### WHAT IS ASKED
- A) Name every award or prize the biography of Thomas Powers says he received.
- B) Pick up the biography of Thomas Powers right after its final sentence and keep writing.

### PASSAGE GIVEN

[Start]

Thomas Powers (born December 12, 1940 in New York City) is an American author and intelligence expert.

He was awarded the Pulitzer Prize for National Reporting in 1971 together with Lucinda Franks for his articles on Weatherman member Diana Oughton (1942-1970). He was also the recipient of the Olive Branch award in 1984 for a cover story on the Cold War that appeared in The Atlantic, a 2007 Berlin Prize, and for his 2010 book on Crazy Horse the Los Angeles Times Book Prize for History.

Life and works
Born in New York City in 1940, he was a 1958 graduate of Tabor Academy. Powers later attended Yale University, where he graduated in 1964 with a degree in English. At first he worked for the Rome Daily American in Italy, later for United Press International. In 1970 he became a freelance writer.

Powers is the author of six works of non-fiction and one novel. His The Man who Kept Secrets: Richard Helms and the CIA (1979) is "widely regarded as one of the best books ever written on the subject of intelligence." His work on Werner Heisenberg tracks secret developments in nuclear physics during the 1930s and early 1940s.

[End]

### Region and label listings
[Start]

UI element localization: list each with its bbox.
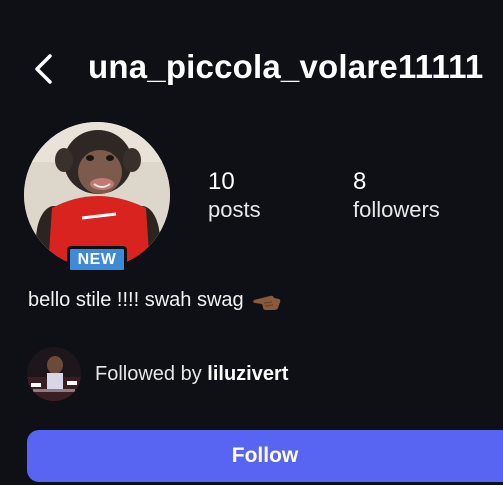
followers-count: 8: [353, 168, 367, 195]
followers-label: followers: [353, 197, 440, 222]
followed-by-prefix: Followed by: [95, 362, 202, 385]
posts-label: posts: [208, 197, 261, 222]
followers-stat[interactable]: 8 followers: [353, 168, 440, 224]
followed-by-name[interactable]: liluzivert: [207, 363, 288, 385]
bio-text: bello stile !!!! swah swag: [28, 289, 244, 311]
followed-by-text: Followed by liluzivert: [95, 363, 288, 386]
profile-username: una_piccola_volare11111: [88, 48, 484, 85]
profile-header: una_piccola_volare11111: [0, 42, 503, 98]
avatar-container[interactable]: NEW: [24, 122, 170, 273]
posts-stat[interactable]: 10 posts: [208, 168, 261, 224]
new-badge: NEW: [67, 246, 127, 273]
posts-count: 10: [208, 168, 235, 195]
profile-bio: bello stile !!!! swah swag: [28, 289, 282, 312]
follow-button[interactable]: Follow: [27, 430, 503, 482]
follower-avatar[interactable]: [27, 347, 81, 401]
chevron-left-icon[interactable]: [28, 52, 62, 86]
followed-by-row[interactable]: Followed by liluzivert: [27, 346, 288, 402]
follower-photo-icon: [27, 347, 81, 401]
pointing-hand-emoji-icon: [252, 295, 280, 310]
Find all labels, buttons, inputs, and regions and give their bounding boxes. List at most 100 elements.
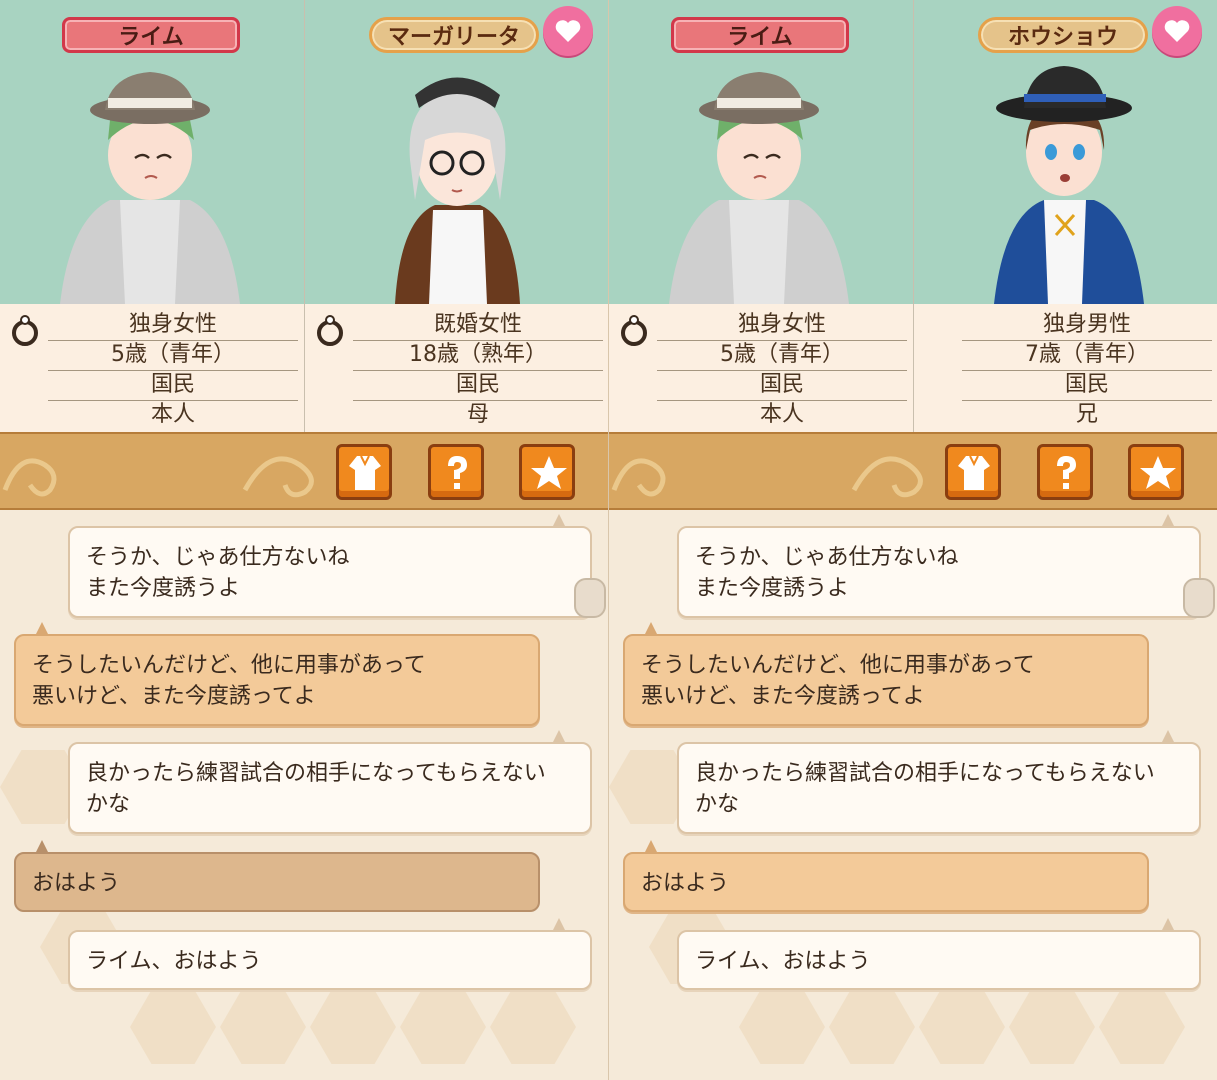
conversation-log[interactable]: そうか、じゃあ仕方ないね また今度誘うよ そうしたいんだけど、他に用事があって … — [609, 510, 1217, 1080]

[End]

### ANSWERS GIVEN
- A) Pulitzer Prize for National Reporting; Olive Branch award; Berlin Prize; Los Angeles Times Book Prize for History

- B)
The revised edition of his Intelligence Wars contains twenty-eight articles previously published in the New York Review of Books and the New York Times Book Review from 1983 to 2004. His most recent book follows the life of Crazy Horse (died Nebraska 1877). Evan Thomas in The New York Times, while reviewing this book, also commented broadly on Powers as an author and a previous work on Richard Helms:

Powers is "a great journalistic anthropologist. In possibly the best book ever written about the C.I.A, The Man Who Kept the Secrets, Powers took the reader on a fascinating journey into the world of secret intelligence gathering and covert action. The C.I.A. was, at least in the early years of the cold war, a tribe as mysterious and exotic as the Great Plains Sioux of the 1870s. And Powers tells us much that is revealing and often moving about the Sioux in their last days as free warriors".

Powers has been a contributor to The New York Review of Books, The Atlantic, The Los Angeles Times, The New York Times Book Review, Harper's, The Nation, Commonweal, and Rolling Stone.

Besides writing, Powers joined a partnership to found in 1993 a publishing company, Steerforth Press. Originally located in South Royalton, Vermont, it is now located in Hanover, New Hampshire. Its website self describes as a "small independent house" with a "range of titles on a variety of topics".

Powers and his wife Candace live in Vermont. In 1979 he was living with his wife and three daughters in New York City. "He is currently writing a memoir of his father, who once told him that the last time he met Clare Boothe Luce was in the office of Allen Dulles."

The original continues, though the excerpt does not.